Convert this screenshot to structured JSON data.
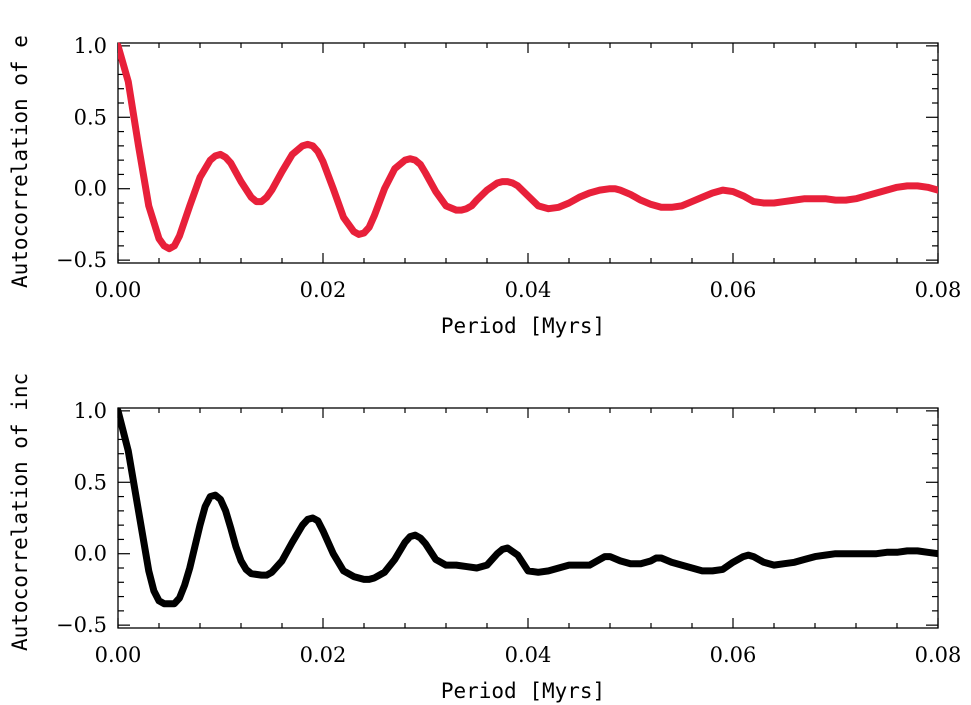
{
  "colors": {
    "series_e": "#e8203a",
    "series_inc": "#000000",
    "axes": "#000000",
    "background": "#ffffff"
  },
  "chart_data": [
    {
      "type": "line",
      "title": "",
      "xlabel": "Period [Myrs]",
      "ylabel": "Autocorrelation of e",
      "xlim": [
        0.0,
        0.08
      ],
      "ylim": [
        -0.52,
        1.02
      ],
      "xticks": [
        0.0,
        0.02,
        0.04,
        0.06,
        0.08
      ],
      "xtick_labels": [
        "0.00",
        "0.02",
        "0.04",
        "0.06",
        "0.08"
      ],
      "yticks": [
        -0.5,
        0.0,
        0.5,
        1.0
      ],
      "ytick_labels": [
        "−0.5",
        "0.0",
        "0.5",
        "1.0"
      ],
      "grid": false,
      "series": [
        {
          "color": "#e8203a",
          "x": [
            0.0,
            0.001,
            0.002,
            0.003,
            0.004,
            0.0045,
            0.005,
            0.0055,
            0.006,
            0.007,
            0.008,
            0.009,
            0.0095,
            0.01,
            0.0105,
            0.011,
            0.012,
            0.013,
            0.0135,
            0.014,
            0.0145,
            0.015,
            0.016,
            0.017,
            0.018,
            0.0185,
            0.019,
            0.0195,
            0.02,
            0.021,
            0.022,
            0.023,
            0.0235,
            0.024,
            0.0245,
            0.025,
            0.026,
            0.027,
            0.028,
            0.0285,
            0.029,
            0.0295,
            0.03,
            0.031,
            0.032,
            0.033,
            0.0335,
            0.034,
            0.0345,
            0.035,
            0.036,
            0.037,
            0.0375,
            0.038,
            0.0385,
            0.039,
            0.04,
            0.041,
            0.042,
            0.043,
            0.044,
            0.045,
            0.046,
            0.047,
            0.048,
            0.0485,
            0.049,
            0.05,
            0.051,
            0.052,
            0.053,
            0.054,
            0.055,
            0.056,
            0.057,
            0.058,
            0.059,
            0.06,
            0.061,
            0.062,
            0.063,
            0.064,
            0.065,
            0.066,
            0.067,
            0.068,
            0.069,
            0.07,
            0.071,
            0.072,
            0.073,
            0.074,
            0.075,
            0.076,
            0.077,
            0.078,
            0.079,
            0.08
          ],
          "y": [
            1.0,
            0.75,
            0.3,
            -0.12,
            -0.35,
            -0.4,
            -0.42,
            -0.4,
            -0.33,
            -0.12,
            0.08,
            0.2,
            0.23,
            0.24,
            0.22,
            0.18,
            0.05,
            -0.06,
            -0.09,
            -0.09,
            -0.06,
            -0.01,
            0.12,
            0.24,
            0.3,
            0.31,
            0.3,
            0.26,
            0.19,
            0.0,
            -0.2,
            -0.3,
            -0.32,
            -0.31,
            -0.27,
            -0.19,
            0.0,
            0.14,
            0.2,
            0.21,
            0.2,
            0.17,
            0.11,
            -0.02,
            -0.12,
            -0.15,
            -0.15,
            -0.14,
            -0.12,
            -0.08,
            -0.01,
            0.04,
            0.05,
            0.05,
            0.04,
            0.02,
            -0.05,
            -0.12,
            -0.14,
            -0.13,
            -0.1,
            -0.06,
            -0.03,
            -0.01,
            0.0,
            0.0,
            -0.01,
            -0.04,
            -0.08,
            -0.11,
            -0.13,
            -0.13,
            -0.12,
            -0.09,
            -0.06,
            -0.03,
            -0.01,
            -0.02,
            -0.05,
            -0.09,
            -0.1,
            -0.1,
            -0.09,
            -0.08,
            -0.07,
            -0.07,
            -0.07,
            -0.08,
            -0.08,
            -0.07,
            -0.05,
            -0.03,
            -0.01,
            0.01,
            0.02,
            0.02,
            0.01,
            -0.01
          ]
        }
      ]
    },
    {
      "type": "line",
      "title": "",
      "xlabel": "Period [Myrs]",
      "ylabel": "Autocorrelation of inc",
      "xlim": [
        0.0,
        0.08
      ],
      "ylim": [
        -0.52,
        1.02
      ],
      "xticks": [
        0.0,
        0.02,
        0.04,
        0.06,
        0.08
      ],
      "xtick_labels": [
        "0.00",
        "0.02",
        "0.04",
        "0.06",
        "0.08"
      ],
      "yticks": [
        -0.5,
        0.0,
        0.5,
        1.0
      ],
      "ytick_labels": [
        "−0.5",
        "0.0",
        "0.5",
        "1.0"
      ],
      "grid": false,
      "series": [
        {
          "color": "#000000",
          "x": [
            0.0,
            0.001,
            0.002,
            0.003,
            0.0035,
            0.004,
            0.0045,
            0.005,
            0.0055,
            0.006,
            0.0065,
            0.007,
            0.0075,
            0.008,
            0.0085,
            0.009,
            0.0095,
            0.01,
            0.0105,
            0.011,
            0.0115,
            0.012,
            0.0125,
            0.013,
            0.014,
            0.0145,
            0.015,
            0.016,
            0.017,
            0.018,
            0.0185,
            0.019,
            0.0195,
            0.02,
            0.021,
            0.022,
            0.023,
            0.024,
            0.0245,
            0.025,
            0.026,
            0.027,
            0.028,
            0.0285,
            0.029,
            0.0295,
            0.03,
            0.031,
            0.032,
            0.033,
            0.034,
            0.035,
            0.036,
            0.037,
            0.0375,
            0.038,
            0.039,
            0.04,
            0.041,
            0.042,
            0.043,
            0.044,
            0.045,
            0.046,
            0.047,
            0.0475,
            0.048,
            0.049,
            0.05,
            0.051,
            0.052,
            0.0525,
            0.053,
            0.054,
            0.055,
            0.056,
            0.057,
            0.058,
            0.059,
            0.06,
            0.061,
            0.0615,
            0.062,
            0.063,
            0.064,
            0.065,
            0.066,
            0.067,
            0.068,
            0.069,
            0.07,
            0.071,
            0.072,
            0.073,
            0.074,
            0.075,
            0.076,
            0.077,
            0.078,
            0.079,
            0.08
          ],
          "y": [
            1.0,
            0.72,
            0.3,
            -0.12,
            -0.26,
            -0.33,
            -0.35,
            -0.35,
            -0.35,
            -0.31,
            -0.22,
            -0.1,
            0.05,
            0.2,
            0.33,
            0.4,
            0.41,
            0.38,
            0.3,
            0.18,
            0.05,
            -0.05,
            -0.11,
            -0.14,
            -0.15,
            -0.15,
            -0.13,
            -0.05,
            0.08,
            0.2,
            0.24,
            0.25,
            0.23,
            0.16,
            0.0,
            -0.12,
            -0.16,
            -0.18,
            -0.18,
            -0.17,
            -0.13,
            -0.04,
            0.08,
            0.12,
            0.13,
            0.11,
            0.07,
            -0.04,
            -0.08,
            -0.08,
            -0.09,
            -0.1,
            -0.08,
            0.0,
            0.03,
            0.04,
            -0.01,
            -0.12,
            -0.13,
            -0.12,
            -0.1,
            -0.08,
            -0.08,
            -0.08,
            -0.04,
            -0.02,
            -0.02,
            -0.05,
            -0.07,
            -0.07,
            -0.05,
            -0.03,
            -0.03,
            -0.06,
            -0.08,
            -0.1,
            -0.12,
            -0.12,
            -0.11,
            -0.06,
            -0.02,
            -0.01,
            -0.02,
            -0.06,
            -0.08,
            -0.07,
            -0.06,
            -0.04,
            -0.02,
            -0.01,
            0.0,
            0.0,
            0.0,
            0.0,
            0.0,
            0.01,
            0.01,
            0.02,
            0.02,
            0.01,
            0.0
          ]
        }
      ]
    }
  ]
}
________________
## What the exercise asks
Every entry above needs to be retyped exactly; drop the pictures.

## Completed exercise
Convert this screenshot to structured JSON data.
{
  "colors": {
    "series_e": "#e8203a",
    "series_inc": "#000000",
    "axes": "#000000",
    "background": "#ffffff"
  },
  "chart_data": [
    {
      "type": "line",
      "title": "",
      "xlabel": "Period [Myrs]",
      "ylabel": "Autocorrelation of e",
      "xlim": [
        0.0,
        0.08
      ],
      "ylim": [
        -0.52,
        1.02
      ],
      "xticks": [
        0.0,
        0.02,
        0.04,
        0.06,
        0.08
      ],
      "xtick_labels": [
        "0.00",
        "0.02",
        "0.04",
        "0.06",
        "0.08"
      ],
      "yticks": [
        -0.5,
        0.0,
        0.5,
        1.0
      ],
      "ytick_labels": [
        "−0.5",
        "0.0",
        "0.5",
        "1.0"
      ],
      "grid": false,
      "series": [
        {
          "color": "#e8203a",
          "x": [
            0.0,
            0.001,
            0.002,
            0.003,
            0.004,
            0.0045,
            0.005,
            0.0055,
            0.006,
            0.007,
            0.008,
            0.009,
            0.0095,
            0.01,
            0.0105,
            0.011,
            0.012,
            0.013,
            0.0135,
            0.014,
            0.0145,
            0.015,
            0.016,
            0.017,
            0.018,
            0.0185,
            0.019,
            0.0195,
            0.02,
            0.021,
            0.022,
            0.023,
            0.0235,
            0.024,
            0.0245,
            0.025,
            0.026,
            0.027,
            0.028,
            0.0285,
            0.029,
            0.0295,
            0.03,
            0.031,
            0.032,
            0.033,
            0.0335,
            0.034,
            0.0345,
            0.035,
            0.036,
            0.037,
            0.0375,
            0.038,
            0.0385,
            0.039,
            0.04,
            0.041,
            0.042,
            0.043,
            0.044,
            0.045,
            0.046,
            0.047,
            0.048,
            0.0485,
            0.049,
            0.05,
            0.051,
            0.052,
            0.053,
            0.054,
            0.055,
            0.056,
            0.057,
            0.058,
            0.059,
            0.06,
            0.061,
            0.062,
            0.063,
            0.064,
            0.065,
            0.066,
            0.067,
            0.068,
            0.069,
            0.07,
            0.071,
            0.072,
            0.073,
            0.074,
            0.075,
            0.076,
            0.077,
            0.078,
            0.079,
            0.08
          ],
          "y": [
            1.0,
            0.75,
            0.3,
            -0.12,
            -0.35,
            -0.4,
            -0.42,
            -0.4,
            -0.33,
            -0.12,
            0.08,
            0.2,
            0.23,
            0.24,
            0.22,
            0.18,
            0.05,
            -0.06,
            -0.09,
            -0.09,
            -0.06,
            -0.01,
            0.12,
            0.24,
            0.3,
            0.31,
            0.3,
            0.26,
            0.19,
            0.0,
            -0.2,
            -0.3,
            -0.32,
            -0.31,
            -0.27,
            -0.19,
            0.0,
            0.14,
            0.2,
            0.21,
            0.2,
            0.17,
            0.11,
            -0.02,
            -0.12,
            -0.15,
            -0.15,
            -0.14,
            -0.12,
            -0.08,
            -0.01,
            0.04,
            0.05,
            0.05,
            0.04,
            0.02,
            -0.05,
            -0.12,
            -0.14,
            -0.13,
            -0.1,
            -0.06,
            -0.03,
            -0.01,
            0.0,
            0.0,
            -0.01,
            -0.04,
            -0.08,
            -0.11,
            -0.13,
            -0.13,
            -0.12,
            -0.09,
            -0.06,
            -0.03,
            -0.01,
            -0.02,
            -0.05,
            -0.09,
            -0.1,
            -0.1,
            -0.09,
            -0.08,
            -0.07,
            -0.07,
            -0.07,
            -0.08,
            -0.08,
            -0.07,
            -0.05,
            -0.03,
            -0.01,
            0.01,
            0.02,
            0.02,
            0.01,
            -0.01
          ]
        }
      ]
    },
    {
      "type": "line",
      "title": "",
      "xlabel": "Period [Myrs]",
      "ylabel": "Autocorrelation of inc",
      "xlim": [
        0.0,
        0.08
      ],
      "ylim": [
        -0.52,
        1.02
      ],
      "xticks": [
        0.0,
        0.02,
        0.04,
        0.06,
        0.08
      ],
      "xtick_labels": [
        "0.00",
        "0.02",
        "0.04",
        "0.06",
        "0.08"
      ],
      "yticks": [
        -0.5,
        0.0,
        0.5,
        1.0
      ],
      "ytick_labels": [
        "−0.5",
        "0.0",
        "0.5",
        "1.0"
      ],
      "grid": false,
      "series": [
        {
          "color": "#000000",
          "x": [
            0.0,
            0.001,
            0.002,
            0.003,
            0.0035,
            0.004,
            0.0045,
            0.005,
            0.0055,
            0.006,
            0.0065,
            0.007,
            0.0075,
            0.008,
            0.0085,
            0.009,
            0.0095,
            0.01,
            0.0105,
            0.011,
            0.0115,
            0.012,
            0.0125,
            0.013,
            0.014,
            0.0145,
            0.015,
            0.016,
            0.017,
            0.018,
            0.0185,
            0.019,
            0.0195,
            0.02,
            0.021,
            0.022,
            0.023,
            0.024,
            0.0245,
            0.025,
            0.026,
            0.027,
            0.028,
            0.0285,
            0.029,
            0.0295,
            0.03,
            0.031,
            0.032,
            0.033,
            0.034,
            0.035,
            0.036,
            0.037,
            0.0375,
            0.038,
            0.039,
            0.04,
            0.041,
            0.042,
            0.043,
            0.044,
            0.045,
            0.046,
            0.047,
            0.0475,
            0.048,
            0.049,
            0.05,
            0.051,
            0.052,
            0.0525,
            0.053,
            0.054,
            0.055,
            0.056,
            0.057,
            0.058,
            0.059,
            0.06,
            0.061,
            0.0615,
            0.062,
            0.063,
            0.064,
            0.065,
            0.066,
            0.067,
            0.068,
            0.069,
            0.07,
            0.071,
            0.072,
            0.073,
            0.074,
            0.075,
            0.076,
            0.077,
            0.078,
            0.079,
            0.08
          ],
          "y": [
            1.0,
            0.72,
            0.3,
            -0.12,
            -0.26,
            -0.33,
            -0.35,
            -0.35,
            -0.35,
            -0.31,
            -0.22,
            -0.1,
            0.05,
            0.2,
            0.33,
            0.4,
            0.41,
            0.38,
            0.3,
            0.18,
            0.05,
            -0.05,
            -0.11,
            -0.14,
            -0.15,
            -0.15,
            -0.13,
            -0.05,
            0.08,
            0.2,
            0.24,
            0.25,
            0.23,
            0.16,
            0.0,
            -0.12,
            -0.16,
            -0.18,
            -0.18,
            -0.17,
            -0.13,
            -0.04,
            0.08,
            0.12,
            0.13,
            0.11,
            0.07,
            -0.04,
            -0.08,
            -0.08,
            -0.09,
            -0.1,
            -0.08,
            0.0,
            0.03,
            0.04,
            -0.01,
            -0.12,
            -0.13,
            -0.12,
            -0.1,
            -0.08,
            -0.08,
            -0.08,
            -0.04,
            -0.02,
            -0.02,
            -0.05,
            -0.07,
            -0.07,
            -0.05,
            -0.03,
            -0.03,
            -0.06,
            -0.08,
            -0.1,
            -0.12,
            -0.12,
            -0.11,
            -0.06,
            -0.02,
            -0.01,
            -0.02,
            -0.06,
            -0.08,
            -0.07,
            -0.06,
            -0.04,
            -0.02,
            -0.01,
            0.0,
            0.0,
            0.0,
            0.0,
            0.0,
            0.01,
            0.01,
            0.02,
            0.02,
            0.01,
            0.0
          ]
        }
      ]
    }
  ]
}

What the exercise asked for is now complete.